WHAT YOU NEED TO DO:
Restate the data word for word and leave the images out.

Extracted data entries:
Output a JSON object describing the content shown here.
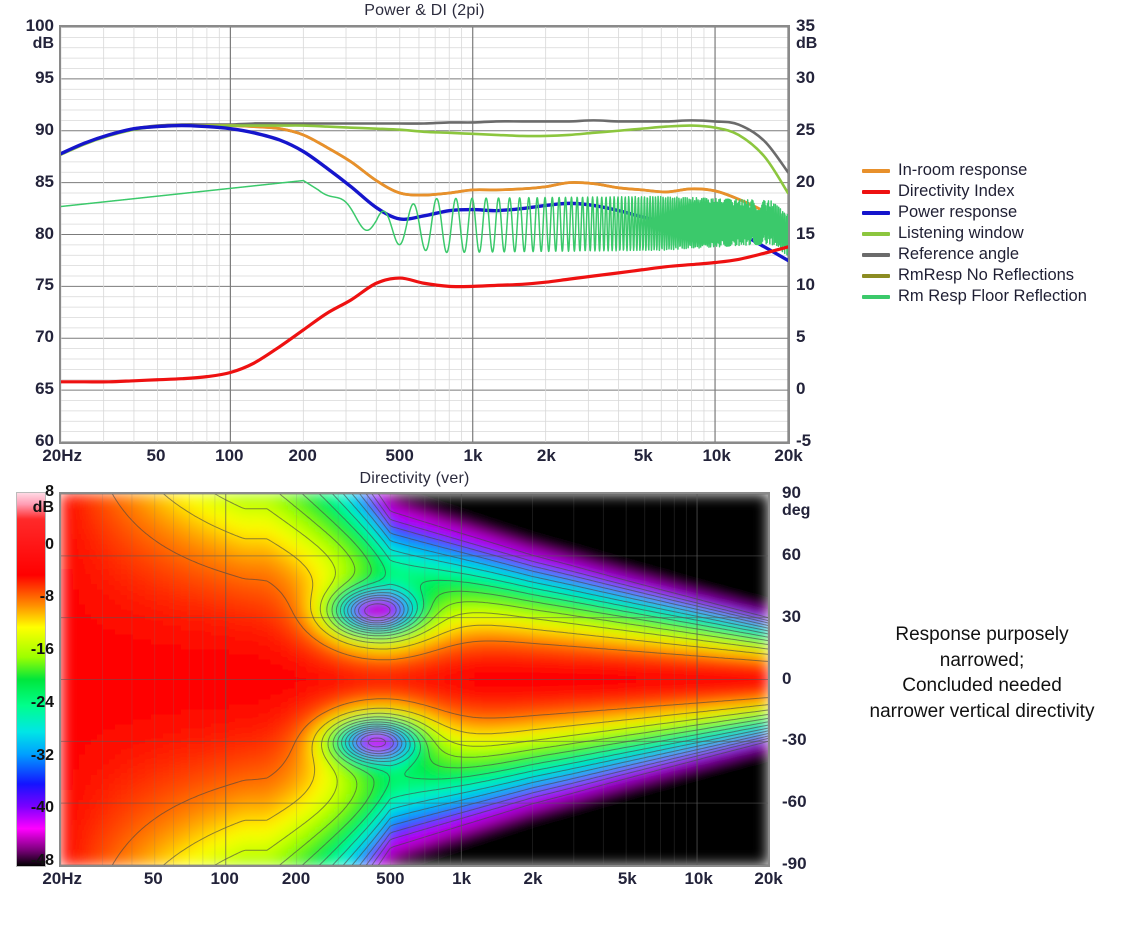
{
  "top_chart": {
    "title": "Power & DI (2pi)",
    "y_left": {
      "unit": "dB",
      "ticks": [
        100,
        95,
        90,
        85,
        80,
        75,
        70,
        65,
        60
      ]
    },
    "y_right": {
      "unit": "dB",
      "ticks": [
        35,
        30,
        25,
        20,
        15,
        10,
        5,
        0,
        -5
      ]
    },
    "x_ticks": [
      "20Hz",
      "50",
      "100",
      "200",
      "500",
      "1k",
      "2k",
      "5k",
      "10k",
      "20k"
    ]
  },
  "legend": {
    "items": [
      {
        "label": "In-room response",
        "color": "#E8902B"
      },
      {
        "label": "Directivity Index",
        "color": "#EE1111"
      },
      {
        "label": "Power response",
        "color": "#1515CC"
      },
      {
        "label": "Listening window",
        "color": "#8CC63E"
      },
      {
        "label": "Reference angle",
        "color": "#6B6B6B"
      },
      {
        "label": "RmResp No Reflections",
        "color": "#8C8C22"
      },
      {
        "label": "Rm Resp Floor Reflection",
        "color": "#3BC96B"
      }
    ]
  },
  "bottom_chart": {
    "title": "Directivity (ver)",
    "colorbar": {
      "unit": "dB",
      "ticks": [
        8,
        0,
        -8,
        -16,
        -24,
        -32,
        -40,
        -48
      ]
    },
    "y_right": {
      "unit": "deg",
      "ticks": [
        90,
        60,
        30,
        0,
        -30,
        -60,
        -90
      ]
    },
    "x_ticks": [
      "20Hz",
      "50",
      "100",
      "200",
      "500",
      "1k",
      "2k",
      "5k",
      "10k",
      "20k"
    ]
  },
  "annotation": {
    "line1": "Response purposely",
    "line2": "narrowed;",
    "line3": "Concluded needed",
    "line4": "narrower vertical directivity"
  },
  "chart_data": [
    {
      "type": "line",
      "title": "Power & DI (2pi)",
      "xlabel": "",
      "ylabel": "dB",
      "xscale": "log",
      "xlim": [
        20,
        20000
      ],
      "ylim": [
        60,
        100
      ],
      "y2lim": [
        -5,
        35
      ],
      "grid": true,
      "legend_position": "right-outside",
      "x": [
        20,
        25,
        31.5,
        40,
        50,
        63,
        80,
        100,
        125,
        160,
        200,
        250,
        315,
        400,
        500,
        630,
        800,
        1000,
        1250,
        1600,
        2000,
        2500,
        3150,
        4000,
        5000,
        6300,
        8000,
        10000,
        12500,
        16000,
        20000
      ],
      "series": [
        {
          "name": "Reference angle",
          "axis": "left",
          "color": "#6B6B6B",
          "values": [
            87.8,
            88.8,
            89.6,
            90.2,
            90.5,
            90.6,
            90.6,
            90.6,
            90.7,
            90.7,
            90.7,
            90.7,
            90.7,
            90.7,
            90.7,
            90.7,
            90.8,
            90.8,
            90.9,
            90.9,
            90.9,
            90.9,
            91.0,
            90.9,
            90.9,
            90.9,
            91.0,
            90.9,
            90.6,
            89.0,
            86.0
          ]
        },
        {
          "name": "RmResp No Reflections",
          "axis": "left",
          "color": "#8C8C22",
          "values": [
            87.8,
            88.8,
            89.6,
            90.2,
            90.4,
            90.5,
            90.5,
            90.5,
            90.4,
            90.2,
            89.6,
            88.4,
            87.0,
            85.2,
            84.0,
            83.8,
            84.0,
            84.3,
            84.3,
            84.4,
            84.6,
            85.0,
            84.9,
            84.5,
            84.3,
            84.1,
            84.4,
            84.2,
            83.4,
            82.2,
            80.6
          ]
        },
        {
          "name": "In-room response",
          "axis": "left",
          "color": "#E8902B",
          "values": [
            87.8,
            88.8,
            89.6,
            90.2,
            90.4,
            90.5,
            90.5,
            90.5,
            90.4,
            90.2,
            89.6,
            88.4,
            87.0,
            85.2,
            84.0,
            83.8,
            84.0,
            84.3,
            84.3,
            84.4,
            84.6,
            85.0,
            84.9,
            84.5,
            84.3,
            84.1,
            84.4,
            84.2,
            83.4,
            82.2,
            80.6
          ]
        },
        {
          "name": "Listening window",
          "axis": "left",
          "color": "#8CC63E",
          "values": [
            87.7,
            88.7,
            89.5,
            90.1,
            90.4,
            90.5,
            90.5,
            90.5,
            90.5,
            90.5,
            90.5,
            90.4,
            90.3,
            90.2,
            90.1,
            89.9,
            89.8,
            89.7,
            89.6,
            89.5,
            89.5,
            89.6,
            89.8,
            90.0,
            90.2,
            90.4,
            90.5,
            90.3,
            89.6,
            87.5,
            84.0
          ]
        },
        {
          "name": "Power response",
          "axis": "left",
          "color": "#1515CC",
          "values": [
            87.8,
            88.8,
            89.6,
            90.2,
            90.4,
            90.5,
            90.4,
            90.2,
            89.8,
            89.1,
            88.0,
            86.4,
            84.6,
            82.6,
            81.5,
            81.8,
            82.3,
            82.4,
            82.3,
            82.5,
            82.8,
            83.0,
            82.8,
            82.3,
            81.7,
            81.2,
            81.3,
            81.1,
            80.2,
            78.8,
            77.5
          ]
        },
        {
          "name": "Rm Resp Floor Reflection",
          "axis": "left",
          "color": "#3BC96B",
          "values": [
            82.7,
            83.9,
            84.8,
            85.2,
            85.3,
            85.2,
            85.1,
            85.0,
            84.9,
            84.7,
            83.9,
            82.3,
            80.5,
            81.4,
            78.6,
            83.0,
            78.2,
            82.8,
            78.3,
            83.0,
            78.6,
            82.9,
            79.0,
            82.4,
            79.3,
            82.0,
            79.6,
            81.5,
            80.0,
            80.4,
            78.8
          ]
        },
        {
          "name": "Directivity Index",
          "axis": "right",
          "color": "#EE1111",
          "values": [
            0.8,
            0.8,
            0.8,
            0.9,
            1.0,
            1.1,
            1.3,
            1.7,
            2.6,
            4.2,
            5.8,
            7.4,
            8.7,
            10.3,
            10.8,
            10.3,
            10.0,
            10.0,
            10.1,
            10.2,
            10.4,
            10.7,
            11.0,
            11.3,
            11.6,
            11.9,
            12.1,
            12.3,
            12.6,
            13.2,
            13.8
          ]
        }
      ]
    },
    {
      "type": "heatmap",
      "title": "Directivity (ver)",
      "xlabel": "",
      "ylabel": "deg",
      "xscale": "log",
      "xlim": [
        20,
        20000
      ],
      "ylim": [
        -90,
        90
      ],
      "zlim": [
        -48,
        8
      ],
      "zlabel": "dB",
      "colormap": "white-red-yellow-green-cyan-blue-magenta-black",
      "grid": true,
      "description": "Vertical directivity contour: broad red on-axis lobe to ~200Hz across all angles; deep nulls (blue, about -32 dB) near 400-500 Hz at +33 deg and -30 deg; progressive narrowing of the red main lobe above 2 kHz, reaching roughly +/-20 deg at 20 kHz with blue/violet (-32 to -48 dB) at +/-90 deg."
    }
  ]
}
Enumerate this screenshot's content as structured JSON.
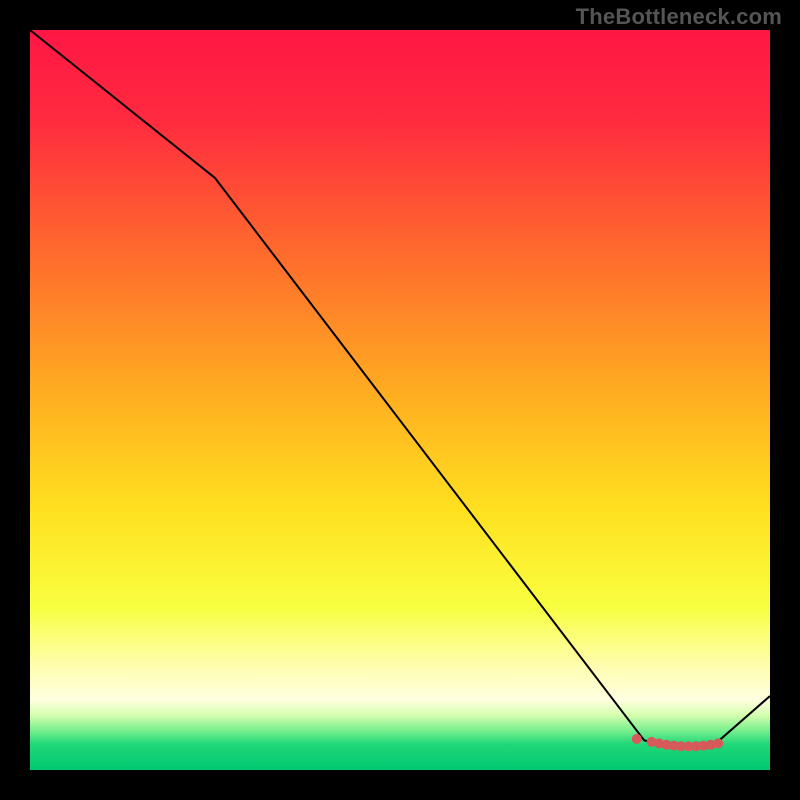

FINISHED EXERCISE:
Output a JSON object describing the content shown here.
{
  "top_chart": {
    "title": "Power & DI (2pi)",
    "y_left": {
      "unit": "dB",
      "ticks": [
        100,
        95,
        90,
        85,
        80,
        75,
        70,
        65,
        60
      ]
    },
    "y_right": {
      "unit": "dB",
      "ticks": [
        35,
        30,
        25,
        20,
        15,
        10,
        5,
        0,
        -5
      ]
    },
    "x_ticks": [
      "20Hz",
      "50",
      "100",
      "200",
      "500",
      "1k",
      "2k",
      "5k",
      "10k",
      "20k"
    ]
  },
  "legend": {
    "items": [
      {
        "label": "In-room response",
        "color": "#E8902B"
      },
      {
        "label": "Directivity Index",
        "color": "#EE1111"
      },
      {
        "label": "Power response",
        "color": "#1515CC"
      },
      {
        "label": "Listening window",
        "color": "#8CC63E"
      },
      {
        "label": "Reference angle",
        "color": "#6B6B6B"
      },
      {
        "label": "RmResp No Reflections",
        "color": "#8C8C22"
      },
      {
        "label": "Rm Resp Floor Reflection",
        "color": "#3BC96B"
      }
    ]
  },
  "bottom_chart": {
    "title": "Directivity (ver)",
    "colorbar": {
      "unit": "dB",
      "ticks": [
        8,
        0,
        -8,
        -16,
        -24,
        -32,
        -40,
        -48
      ]
    },
    "y_right": {
      "unit": "deg",
      "ticks": [
        90,
        60,
        30,
        0,
        -30,
        -60,
        -90
      ]
    },
    "x_ticks": [
      "20Hz",
      "50",
      "100",
      "200",
      "500",
      "1k",
      "2k",
      "5k",
      "10k",
      "20k"
    ]
  },
  "annotation": {
    "line1": "Response purposely",
    "line2": "narrowed;",
    "line3": "Concluded needed",
    "line4": "narrower vertical directivity"
  },
  "chart_data": [
    {
      "type": "line",
      "title": "Power & DI (2pi)",
      "xlabel": "",
      "ylabel": "dB",
      "xscale": "log",
      "xlim": [
        20,
        20000
      ],
      "ylim": [
        60,
        100
      ],
      "y2lim": [
        -5,
        35
      ],
      "grid": true,
      "legend_position": "right-outside",
      "x": [
        20,
        25,
        31.5,
        40,
        50,
        63,
        80,
        100,
        125,
        160,
        200,
        250,
        315,
        400,
        500,
        630,
        800,
        1000,
        1250,
        1600,
        2000,
        2500,
        3150,
        4000,
        5000,
        6300,
        8000,
        10000,
        12500,
        16000,
        20000
      ],
      "series": [
        {
          "name": "Reference angle",
          "axis": "left",
          "color": "#6B6B6B",
          "values": [
            87.8,
            88.8,
            89.6,
            90.2,
            90.5,
            90.6,
            90.6,
            90.6,
            90.7,
            90.7,
            90.7,
            90.7,
            90.7,
            90.7,
            90.7,
            90.7,
            90.8,
            90.8,
            90.9,
            90.9,
            90.9,
            90.9,
            91.0,
            90.9,
            90.9,
            90.9,
            91.0,
            90.9,
            90.6,
            89.0,
            86.0
          ]
        },
        {
          "name": "RmResp No Reflections",
          "axis": "left",
          "color": "#8C8C22",
          "values": [
            87.8,
            88.8,
            89.6,
            90.2,
            90.4,
            90.5,
            90.5,
            90.5,
            90.4,
            90.2,
            89.6,
            88.4,
            87.0,
            85.2,
            84.0,
            83.8,
            84.0,
            84.3,
            84.3,
            84.4,
            84.6,
            85.0,
            84.9,
            84.5,
            84.3,
            84.1,
            84.4,
            84.2,
            83.4,
            82.2,
            80.6
          ]
        },
        {
          "name": "In-room response",
          "axis": "left",
          "color": "#E8902B",
          "values": [
            87.8,
            88.8,
            89.6,
            90.2,
            90.4,
            90.5,
            90.5,
            90.5,
            90.4,
            90.2,
            89.6,
            88.4,
            87.0,
            85.2,
            84.0,
            83.8,
            84.0,
            84.3,
            84.3,
            84.4,
            84.6,
            85.0,
            84.9,
            84.5,
            84.3,
            84.1,
            84.4,
            84.2,
            83.4,
            82.2,
            80.6
          ]
        },
        {
          "name": "Listening window",
          "axis": "left",
          "color": "#8CC63E",
          "values": [
            87.7,
            88.7,
            89.5,
            90.1,
            90.4,
            90.5,
            90.5,
            90.5,
            90.5,
            90.5,
            90.5,
            90.4,
            90.3,
            90.2,
            90.1,
            89.9,
            89.8,
            89.7,
            89.6,
            89.5,
            89.5,
            89.6,
            89.8,
            90.0,
            90.2,
            90.4,
            90.5,
            90.3,
            89.6,
            87.5,
            84.0
          ]
        },
        {
          "name": "Power response",
          "axis": "left",
          "color": "#1515CC",
          "values": [
            87.8,
            88.8,
            89.6,
            90.2,
            90.4,
            90.5,
            90.4,
            90.2,
            89.8,
            89.1,
            88.0,
            86.4,
            84.6,
            82.6,
            81.5,
            81.8,
            82.3,
            82.4,
            82.3,
            82.5,
            82.8,
            83.0,
            82.8,
            82.3,
            81.7,
            81.2,
            81.3,
            81.1,
            80.2,
            78.8,
            77.5
          ]
        },
        {
          "name": "Rm Resp Floor Reflection",
          "axis": "left",
          "color": "#3BC96B",
          "values": [
            82.7,
            83.9,
            84.8,
            85.2,
            85.3,
            85.2,
            85.1,
            85.0,
            84.9,
            84.7,
            83.9,
            82.3,
            80.5,
            81.4,
            78.6,
            83.0,
            78.2,
            82.8,
            78.3,
            83.0,
            78.6,
            82.9,
            79.0,
            82.4,
            79.3,
            82.0,
            79.6,
            81.5,
            80.0,
            80.4,
            78.8
          ]
        },
        {
          "name": "Directivity Index",
          "axis": "right",
          "color": "#EE1111",
          "values": [
            0.8,
            0.8,
            0.8,
            0.9,
            1.0,
            1.1,
            1.3,
            1.7,
            2.6,
            4.2,
            5.8,
            7.4,
            8.7,
            10.3,
            10.8,
            10.3,
            10.0,
            10.0,
            10.1,
            10.2,
            10.4,
            10.7,
            11.0,
            11.3,
            11.6,
            11.9,
            12.1,
            12.3,
            12.6,
            13.2,
            13.8
          ]
        }
      ]
    },
    {
      "type": "heatmap",
      "title": "Directivity (ver)",
      "xlabel": "",
      "ylabel": "deg",
      "xscale": "log",
      "xlim": [
        20,
        20000
      ],
      "ylim": [
        -90,
        90
      ],
      "zlim": [
        -48,
        8
      ],
      "zlabel": "dB",
      "colormap": "white-red-yellow-green-cyan-blue-magenta-black",
      "grid": true,
      "description": "Vertical directivity contour: broad red on-axis lobe to ~200Hz across all angles; deep nulls (blue, about -32 dB) near 400-500 Hz at +33 deg and -30 deg; progressive narrowing of the red main lobe above 2 kHz, reaching roughly +/-20 deg at 20 kHz with blue/violet (-32 to -48 dB) at +/-90 deg."
    }
  ]
}
Enumerate this screenshot's content as structured JSON.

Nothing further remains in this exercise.